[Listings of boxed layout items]
——————

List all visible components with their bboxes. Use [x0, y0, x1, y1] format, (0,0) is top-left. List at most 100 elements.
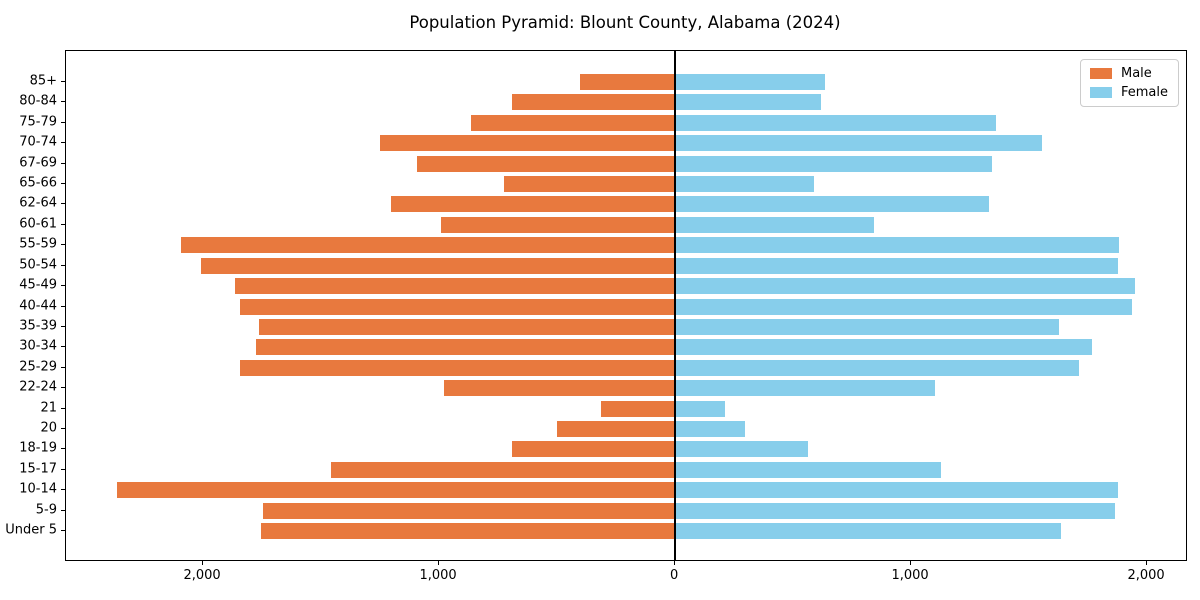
male-bar: [579, 74, 676, 90]
female-bar: [675, 176, 815, 193]
bars-layer: [66, 51, 1186, 560]
female-bar: [675, 94, 822, 111]
y-tick-mark: [61, 489, 65, 491]
zero-axis-line: [674, 51, 676, 560]
female-bar: [675, 420, 745, 437]
y-tick-label: 75-79: [19, 114, 57, 130]
y-tick-label: 35-39: [19, 318, 57, 334]
y-tick-mark: [61, 407, 65, 409]
y-tick-mark: [61, 509, 65, 511]
y-tick-mark: [61, 101, 65, 103]
female-bar: [675, 298, 1132, 315]
male-bar: [256, 339, 676, 356]
y-tick-label: 50-54: [19, 257, 57, 273]
plot-area: Male Female: [65, 50, 1187, 561]
x-tick-label: 1,000: [891, 568, 929, 583]
legend-item-male: Male: [1089, 66, 1168, 81]
y-tick-label: 45-49: [19, 277, 57, 293]
male-bar: [390, 196, 676, 213]
y-tick-mark: [61, 366, 65, 368]
male-bar: [258, 318, 676, 335]
male-bar: [600, 400, 676, 417]
y-tick-label: 65-66: [19, 175, 57, 191]
female-bar: [675, 502, 1116, 519]
y-tick-label: 62-64: [19, 195, 57, 211]
y-tick-mark: [61, 121, 65, 123]
x-tick-label: 0: [669, 568, 679, 583]
female-bar: [675, 216, 875, 233]
female-bar: [675, 114, 997, 131]
y-tick-mark: [61, 448, 65, 450]
x-tick-label: 2,000: [1127, 568, 1165, 583]
y-tick-mark: [61, 285, 65, 287]
male-bar: [239, 298, 676, 315]
male-color-swatch: [1089, 68, 1112, 79]
y-tick-label: 20: [40, 420, 57, 436]
male-bar: [443, 380, 676, 397]
x-tick-mark: [202, 561, 204, 565]
y-tick-mark: [61, 203, 65, 205]
y-tick-label: 22-24: [19, 379, 57, 395]
female-bar: [675, 74, 825, 90]
female-bar: [675, 400, 725, 417]
male-bar: [330, 461, 676, 478]
female-bar: [675, 523, 1061, 539]
y-tick-mark: [61, 346, 65, 348]
y-tick-label: 21: [40, 400, 57, 416]
female-bar: [675, 380, 935, 397]
female-bar: [675, 237, 1119, 254]
female-bar: [675, 318, 1059, 335]
male-bar: [512, 441, 676, 458]
male-bar: [116, 482, 676, 499]
female-bar: [675, 135, 1043, 152]
male-bar: [239, 359, 676, 376]
y-tick-label: 18-19: [19, 440, 57, 456]
female-bar: [675, 339, 1092, 356]
y-tick-label: 30-34: [19, 338, 57, 354]
y-tick-label: 85+: [29, 73, 57, 89]
female-color-swatch: [1089, 87, 1112, 98]
male-bar: [263, 502, 676, 519]
male-bar: [512, 94, 676, 111]
female-bar: [675, 257, 1118, 274]
male-bar: [200, 257, 676, 274]
y-tick-mark: [61, 223, 65, 225]
male-bar: [503, 176, 676, 193]
y-tick-label: 10-14: [19, 481, 57, 497]
female-bar: [675, 461, 941, 478]
legend-label-male: Male: [1120, 66, 1152, 81]
y-tick-mark: [61, 468, 65, 470]
y-tick-label: 55-59: [19, 236, 57, 252]
y-tick-mark: [61, 387, 65, 389]
x-tick-mark: [910, 561, 912, 565]
female-bar: [675, 359, 1079, 376]
legend-item-female: Female: [1089, 86, 1168, 99]
y-tick-label: 60-61: [19, 216, 57, 232]
male-bar: [260, 523, 676, 539]
y-tick-mark: [61, 530, 65, 531]
x-tick-mark: [1146, 561, 1148, 565]
male-bar: [557, 420, 676, 437]
y-tick-mark: [61, 244, 65, 246]
male-bar: [441, 216, 676, 233]
legend: Male Female: [1079, 59, 1179, 107]
y-tick-label: 40-44: [19, 298, 57, 313]
y-tick-mark: [61, 162, 65, 164]
x-tick-mark: [438, 561, 440, 565]
male-bar: [416, 155, 676, 172]
male-bar: [234, 278, 676, 295]
male-bar: [180, 237, 676, 254]
y-tick-label: Under 5: [5, 522, 57, 538]
male-bar: [380, 135, 676, 152]
y-tick-label: 70-74: [19, 134, 57, 150]
y-tick-mark: [61, 264, 65, 266]
y-tick-label: 15-17: [19, 461, 57, 477]
female-bar: [675, 155, 993, 172]
y-tick-label: 5-9: [35, 502, 57, 518]
y-tick-label: 67-69: [19, 155, 57, 171]
male-bar: [470, 114, 676, 131]
y-tick-mark: [61, 81, 65, 82]
female-bar: [675, 482, 1118, 499]
chart-title: Population Pyramid: Blount County, Alaba…: [409, 13, 841, 32]
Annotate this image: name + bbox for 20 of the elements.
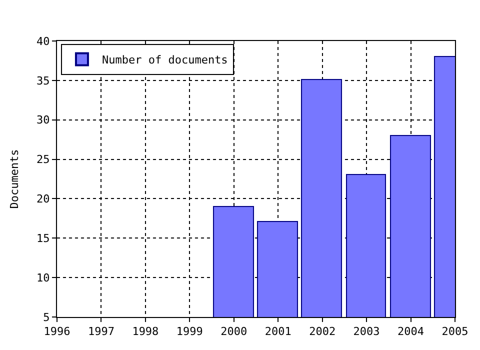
x-tick-label: 2004	[398, 325, 424, 338]
y-tick-label: 15	[36, 232, 50, 245]
x-tick-label: 1996	[44, 325, 70, 338]
y-tick-label: 30	[36, 114, 50, 127]
y-tick-label: 10	[36, 271, 50, 284]
y-tick-label: 5	[43, 310, 50, 324]
y-tick-label: 20	[36, 192, 50, 206]
x-tick-label: 1997	[88, 325, 114, 338]
x-tick-label: 1999	[176, 325, 203, 338]
y-tick-label: 40	[36, 34, 50, 48]
x-tick-label: 2000	[220, 325, 248, 338]
y-axis-title: Documents	[8, 149, 22, 209]
y-tick-label: 25	[36, 153, 50, 166]
x-tick-label: 2005	[442, 325, 468, 338]
x-tick-label: 1998	[132, 325, 159, 338]
legend-label: Number of documents	[102, 54, 228, 67]
x-tick-label: 2003	[353, 325, 380, 338]
x-tick-label: 2001	[264, 325, 292, 338]
x-tick-label: 2002	[309, 325, 336, 338]
y-tick-label: 35	[36, 74, 50, 88]
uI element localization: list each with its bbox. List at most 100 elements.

——————

### PROBLEM REQUIREMENTS
Copy all the data above line for line, without changing anything. Omit the pictures from your copy.

### SOLUTION FOR THIS EXERCISE
List all visible components with their bboxes. Use [x0, y0, x1, y1] format, (0,0) is top-left. List at most 100 elements.
male-bar: [579, 74, 676, 90]
female-bar: [675, 176, 815, 193]
bars-layer: [66, 51, 1186, 560]
female-bar: [675, 94, 822, 111]
y-tick-mark: [61, 489, 65, 491]
zero-axis-line: [674, 51, 676, 560]
female-bar: [675, 420, 745, 437]
y-tick-label: 75-79: [19, 114, 57, 130]
y-tick-label: 35-39: [19, 318, 57, 334]
y-tick-mark: [61, 407, 65, 409]
y-tick-mark: [61, 509, 65, 511]
y-tick-mark: [61, 101, 65, 103]
female-bar: [675, 298, 1132, 315]
male-bar: [256, 339, 676, 356]
y-tick-label: 50-54: [19, 257, 57, 273]
plot-area: Male Female: [65, 50, 1187, 561]
x-tick-label: 1,000: [891, 568, 929, 583]
legend-item-male: Male: [1089, 66, 1168, 81]
y-tick-label: 45-49: [19, 277, 57, 293]
male-bar: [390, 196, 676, 213]
y-tick-mark: [61, 366, 65, 368]
male-bar: [258, 318, 676, 335]
male-bar: [600, 400, 676, 417]
y-tick-label: 65-66: [19, 175, 57, 191]
female-bar: [675, 502, 1116, 519]
y-tick-label: 62-64: [19, 195, 57, 211]
y-tick-mark: [61, 121, 65, 123]
x-tick-label: 0: [669, 568, 679, 583]
female-bar: [675, 216, 875, 233]
female-bar: [675, 114, 997, 131]
y-tick-mark: [61, 448, 65, 450]
x-tick-label: 2,000: [1127, 568, 1165, 583]
y-tick-mark: [61, 285, 65, 287]
male-bar: [239, 298, 676, 315]
male-color-swatch: [1089, 68, 1112, 79]
y-tick-label: 20: [40, 420, 57, 436]
male-bar: [443, 380, 676, 397]
x-tick-mark: [202, 561, 204, 565]
y-tick-mark: [61, 203, 65, 205]
y-tick-label: 22-24: [19, 379, 57, 395]
female-bar: [675, 74, 825, 90]
female-bar: [675, 400, 725, 417]
male-bar: [330, 461, 676, 478]
female-bar: [675, 523, 1061, 539]
y-tick-mark: [61, 346, 65, 348]
y-tick-label: 21: [40, 400, 57, 416]
female-bar: [675, 380, 935, 397]
female-bar: [675, 237, 1119, 254]
female-bar: [675, 318, 1059, 335]
male-bar: [512, 441, 676, 458]
male-bar: [116, 482, 676, 499]
female-bar: [675, 135, 1043, 152]
male-bar: [239, 359, 676, 376]
y-tick-label: 18-19: [19, 440, 57, 456]
female-bar: [675, 339, 1092, 356]
y-tick-label: 30-34: [19, 338, 57, 354]
y-tick-label: 85+: [29, 73, 57, 89]
female-color-swatch: [1089, 87, 1112, 98]
male-bar: [263, 502, 676, 519]
male-bar: [512, 94, 676, 111]
female-bar: [675, 257, 1118, 274]
male-bar: [200, 257, 676, 274]
y-tick-mark: [61, 223, 65, 225]
male-bar: [503, 176, 676, 193]
y-tick-label: 10-14: [19, 481, 57, 497]
female-bar: [675, 461, 941, 478]
legend-label-male: Male: [1120, 66, 1152, 81]
y-tick-mark: [61, 468, 65, 470]
y-tick-label: 55-59: [19, 236, 57, 252]
y-tick-mark: [61, 387, 65, 389]
x-tick-mark: [910, 561, 912, 565]
female-bar: [675, 359, 1079, 376]
legend-item-female: Female: [1089, 86, 1168, 99]
y-tick-label: 60-61: [19, 216, 57, 232]
male-bar: [260, 523, 676, 539]
y-tick-mark: [61, 530, 65, 531]
x-tick-mark: [1146, 561, 1148, 565]
male-bar: [557, 420, 676, 437]
y-tick-mark: [61, 244, 65, 246]
male-bar: [441, 216, 676, 233]
legend: Male Female: [1079, 59, 1179, 107]
y-tick-label: 40-44: [19, 298, 57, 313]
y-tick-mark: [61, 162, 65, 164]
x-tick-mark: [438, 561, 440, 565]
male-bar: [416, 155, 676, 172]
male-bar: [234, 278, 676, 295]
male-bar: [180, 237, 676, 254]
y-tick-label: Under 5: [5, 522, 57, 538]
male-bar: [380, 135, 676, 152]
y-tick-label: 70-74: [19, 134, 57, 150]
y-tick-mark: [61, 264, 65, 266]
y-tick-label: 15-17: [19, 461, 57, 477]
female-bar: [675, 155, 993, 172]
y-tick-label: 5-9: [35, 502, 57, 518]
y-tick-label: 67-69: [19, 155, 57, 171]
male-bar: [470, 114, 676, 131]
y-tick-mark: [61, 81, 65, 82]
female-bar: [675, 482, 1118, 499]
chart-title: Population Pyramid: Blount County, Alaba…: [409, 13, 841, 32]
Annotate this image: name + bbox for 20 of the elements.
x-tick-label: 2004	[398, 325, 424, 338]
y-tick-label: 15	[36, 232, 50, 245]
x-tick-label: 1996	[44, 325, 70, 338]
y-tick-label: 30	[36, 114, 50, 127]
y-tick-label: 10	[36, 271, 50, 284]
y-tick-label: 5	[43, 310, 50, 324]
y-tick-label: 20	[36, 192, 50, 206]
x-tick-label: 1997	[88, 325, 114, 338]
x-tick-label: 1999	[176, 325, 203, 338]
y-tick-label: 40	[36, 34, 50, 48]
x-tick-label: 2000	[220, 325, 248, 338]
y-axis-title: Documents	[8, 149, 22, 209]
y-tick-label: 25	[36, 153, 50, 166]
x-tick-label: 2005	[442, 325, 468, 338]
x-tick-label: 1998	[132, 325, 159, 338]
legend-label: Number of documents	[102, 54, 228, 67]
x-tick-label: 2003	[353, 325, 380, 338]
x-tick-label: 2001	[264, 325, 292, 338]
x-tick-label: 2002	[309, 325, 336, 338]
y-tick-label: 35	[36, 74, 50, 88]
uI element localization: list each with its bbox. List at most 100 elements.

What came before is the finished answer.